-- THE DATA --
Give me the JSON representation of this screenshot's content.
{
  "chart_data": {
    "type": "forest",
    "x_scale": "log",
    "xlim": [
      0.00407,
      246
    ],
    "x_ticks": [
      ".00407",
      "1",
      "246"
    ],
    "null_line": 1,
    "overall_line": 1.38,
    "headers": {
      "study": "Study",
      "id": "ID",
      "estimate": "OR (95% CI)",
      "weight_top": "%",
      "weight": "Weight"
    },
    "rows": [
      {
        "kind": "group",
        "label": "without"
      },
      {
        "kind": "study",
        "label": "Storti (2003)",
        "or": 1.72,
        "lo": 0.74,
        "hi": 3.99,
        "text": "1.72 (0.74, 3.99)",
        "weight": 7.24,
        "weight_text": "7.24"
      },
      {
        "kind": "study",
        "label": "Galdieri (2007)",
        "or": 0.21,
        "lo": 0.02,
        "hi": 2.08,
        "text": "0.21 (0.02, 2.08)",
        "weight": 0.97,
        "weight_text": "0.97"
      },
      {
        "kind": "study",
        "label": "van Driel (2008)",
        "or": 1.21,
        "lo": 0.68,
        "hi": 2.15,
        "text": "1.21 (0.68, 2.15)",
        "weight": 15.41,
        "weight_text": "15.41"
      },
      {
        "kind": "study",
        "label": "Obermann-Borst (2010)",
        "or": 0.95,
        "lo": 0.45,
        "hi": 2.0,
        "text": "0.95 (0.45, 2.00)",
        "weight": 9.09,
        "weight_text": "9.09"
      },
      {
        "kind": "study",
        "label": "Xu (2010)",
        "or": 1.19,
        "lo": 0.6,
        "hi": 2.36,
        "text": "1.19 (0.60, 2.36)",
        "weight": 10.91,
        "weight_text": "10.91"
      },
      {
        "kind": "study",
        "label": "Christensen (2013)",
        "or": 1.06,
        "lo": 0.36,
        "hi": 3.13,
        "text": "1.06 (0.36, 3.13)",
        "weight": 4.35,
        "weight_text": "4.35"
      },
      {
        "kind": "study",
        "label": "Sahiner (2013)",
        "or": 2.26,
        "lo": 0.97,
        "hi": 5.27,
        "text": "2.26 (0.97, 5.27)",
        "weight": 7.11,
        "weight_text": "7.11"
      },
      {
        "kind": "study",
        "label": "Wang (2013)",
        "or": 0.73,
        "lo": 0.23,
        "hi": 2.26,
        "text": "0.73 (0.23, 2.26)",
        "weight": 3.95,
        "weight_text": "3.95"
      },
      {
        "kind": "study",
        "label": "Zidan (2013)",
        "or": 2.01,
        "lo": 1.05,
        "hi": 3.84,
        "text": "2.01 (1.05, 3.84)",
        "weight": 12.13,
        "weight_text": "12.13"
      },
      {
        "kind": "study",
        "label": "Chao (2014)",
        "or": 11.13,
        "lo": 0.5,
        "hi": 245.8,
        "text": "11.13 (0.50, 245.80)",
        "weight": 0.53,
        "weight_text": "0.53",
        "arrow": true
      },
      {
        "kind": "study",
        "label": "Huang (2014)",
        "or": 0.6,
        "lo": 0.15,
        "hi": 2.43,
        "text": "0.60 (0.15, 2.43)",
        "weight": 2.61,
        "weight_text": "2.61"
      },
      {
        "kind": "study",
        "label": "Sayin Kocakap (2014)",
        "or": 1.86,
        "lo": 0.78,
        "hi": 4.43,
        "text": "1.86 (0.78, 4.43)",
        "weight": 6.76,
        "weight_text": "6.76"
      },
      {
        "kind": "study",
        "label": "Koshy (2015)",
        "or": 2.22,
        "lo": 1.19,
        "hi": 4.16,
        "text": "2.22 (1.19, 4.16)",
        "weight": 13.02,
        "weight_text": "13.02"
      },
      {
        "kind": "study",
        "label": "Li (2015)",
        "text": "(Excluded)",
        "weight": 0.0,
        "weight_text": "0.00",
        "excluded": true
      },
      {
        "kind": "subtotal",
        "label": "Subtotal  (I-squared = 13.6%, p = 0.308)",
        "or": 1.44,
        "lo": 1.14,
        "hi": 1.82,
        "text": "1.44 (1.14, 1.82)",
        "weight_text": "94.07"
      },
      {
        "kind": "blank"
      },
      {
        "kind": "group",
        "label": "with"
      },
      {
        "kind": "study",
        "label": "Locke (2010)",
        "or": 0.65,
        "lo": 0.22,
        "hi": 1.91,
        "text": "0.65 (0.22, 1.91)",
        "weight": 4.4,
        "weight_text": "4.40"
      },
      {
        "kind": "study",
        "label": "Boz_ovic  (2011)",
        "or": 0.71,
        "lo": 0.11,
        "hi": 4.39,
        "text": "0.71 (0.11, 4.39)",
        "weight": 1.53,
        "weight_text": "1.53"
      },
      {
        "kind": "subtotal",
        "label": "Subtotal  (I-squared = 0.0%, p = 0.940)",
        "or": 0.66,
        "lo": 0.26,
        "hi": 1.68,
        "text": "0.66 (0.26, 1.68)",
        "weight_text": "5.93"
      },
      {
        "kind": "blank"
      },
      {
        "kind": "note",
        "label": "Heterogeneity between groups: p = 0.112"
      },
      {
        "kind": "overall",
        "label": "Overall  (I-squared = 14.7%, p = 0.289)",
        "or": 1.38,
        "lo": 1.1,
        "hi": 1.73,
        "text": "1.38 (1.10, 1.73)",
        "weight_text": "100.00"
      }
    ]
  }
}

-- PROBLEM DETAILS --
Retype the listing above in full, with no alterations.

-- SOLVED EXERCISE --
Give me the JSON representation of this screenshot's content.
{
  "chart_data": {
    "type": "forest",
    "x_scale": "log",
    "xlim": [
      0.00407,
      246
    ],
    "x_ticks": [
      ".00407",
      "1",
      "246"
    ],
    "null_line": 1,
    "overall_line": 1.38,
    "headers": {
      "study": "Study",
      "id": "ID",
      "estimate": "OR (95% CI)",
      "weight_top": "%",
      "weight": "Weight"
    },
    "rows": [
      {
        "kind": "group",
        "label": "without"
      },
      {
        "kind": "study",
        "label": "Storti (2003)",
        "or": 1.72,
        "lo": 0.74,
        "hi": 3.99,
        "text": "1.72 (0.74, 3.99)",
        "weight": 7.24,
        "weight_text": "7.24"
      },
      {
        "kind": "study",
        "label": "Galdieri (2007)",
        "or": 0.21,
        "lo": 0.02,
        "hi": 2.08,
        "text": "0.21 (0.02, 2.08)",
        "weight": 0.97,
        "weight_text": "0.97"
      },
      {
        "kind": "study",
        "label": "van Driel (2008)",
        "or": 1.21,
        "lo": 0.68,
        "hi": 2.15,
        "text": "1.21 (0.68, 2.15)",
        "weight": 15.41,
        "weight_text": "15.41"
      },
      {
        "kind": "study",
        "label": "Obermann-Borst (2010)",
        "or": 0.95,
        "lo": 0.45,
        "hi": 2.0,
        "text": "0.95 (0.45, 2.00)",
        "weight": 9.09,
        "weight_text": "9.09"
      },
      {
        "kind": "study",
        "label": "Xu (2010)",
        "or": 1.19,
        "lo": 0.6,
        "hi": 2.36,
        "text": "1.19 (0.60, 2.36)",
        "weight": 10.91,
        "weight_text": "10.91"
      },
      {
        "kind": "study",
        "label": "Christensen (2013)",
        "or": 1.06,
        "lo": 0.36,
        "hi": 3.13,
        "text": "1.06 (0.36, 3.13)",
        "weight": 4.35,
        "weight_text": "4.35"
      },
      {
        "kind": "study",
        "label": "Sahiner (2013)",
        "or": 2.26,
        "lo": 0.97,
        "hi": 5.27,
        "text": "2.26 (0.97, 5.27)",
        "weight": 7.11,
        "weight_text": "7.11"
      },
      {
        "kind": "study",
        "label": "Wang (2013)",
        "or": 0.73,
        "lo": 0.23,
        "hi": 2.26,
        "text": "0.73 (0.23, 2.26)",
        "weight": 3.95,
        "weight_text": "3.95"
      },
      {
        "kind": "study",
        "label": "Zidan (2013)",
        "or": 2.01,
        "lo": 1.05,
        "hi": 3.84,
        "text": "2.01 (1.05, 3.84)",
        "weight": 12.13,
        "weight_text": "12.13"
      },
      {
        "kind": "study",
        "label": "Chao (2014)",
        "or": 11.13,
        "lo": 0.5,
        "hi": 245.8,
        "text": "11.13 (0.50, 245.80)",
        "weight": 0.53,
        "weight_text": "0.53",
        "arrow": true
      },
      {
        "kind": "study",
        "label": "Huang (2014)",
        "or": 0.6,
        "lo": 0.15,
        "hi": 2.43,
        "text": "0.60 (0.15, 2.43)",
        "weight": 2.61,
        "weight_text": "2.61"
      },
      {
        "kind": "study",
        "label": "Sayin Kocakap (2014)",
        "or": 1.86,
        "lo": 0.78,
        "hi": 4.43,
        "text": "1.86 (0.78, 4.43)",
        "weight": 6.76,
        "weight_text": "6.76"
      },
      {
        "kind": "study",
        "label": "Koshy (2015)",
        "or": 2.22,
        "lo": 1.19,
        "hi": 4.16,
        "text": "2.22 (1.19, 4.16)",
        "weight": 13.02,
        "weight_text": "13.02"
      },
      {
        "kind": "study",
        "label": "Li (2015)",
        "text": "(Excluded)",
        "weight": 0.0,
        "weight_text": "0.00",
        "excluded": true
      },
      {
        "kind": "subtotal",
        "label": "Subtotal  (I-squared = 13.6%, p = 0.308)",
        "or": 1.44,
        "lo": 1.14,
        "hi": 1.82,
        "text": "1.44 (1.14, 1.82)",
        "weight_text": "94.07"
      },
      {
        "kind": "blank"
      },
      {
        "kind": "group",
        "label": "with"
      },
      {
        "kind": "study",
        "label": "Locke (2010)",
        "or": 0.65,
        "lo": 0.22,
        "hi": 1.91,
        "text": "0.65 (0.22, 1.91)",
        "weight": 4.4,
        "weight_text": "4.40"
      },
      {
        "kind": "study",
        "label": "Boz_ovic  (2011)",
        "or": 0.71,
        "lo": 0.11,
        "hi": 4.39,
        "text": "0.71 (0.11, 4.39)",
        "weight": 1.53,
        "weight_text": "1.53"
      },
      {
        "kind": "subtotal",
        "label": "Subtotal  (I-squared = 0.0%, p = 0.940)",
        "or": 0.66,
        "lo": 0.26,
        "hi": 1.68,
        "text": "0.66 (0.26, 1.68)",
        "weight_text": "5.93"
      },
      {
        "kind": "blank"
      },
      {
        "kind": "note",
        "label": "Heterogeneity between groups: p = 0.112"
      },
      {
        "kind": "overall",
        "label": "Overall  (I-squared = 14.7%, p = 0.289)",
        "or": 1.38,
        "lo": 1.1,
        "hi": 1.73,
        "text": "1.38 (1.10, 1.73)",
        "weight_text": "100.00"
      }
    ]
  }
}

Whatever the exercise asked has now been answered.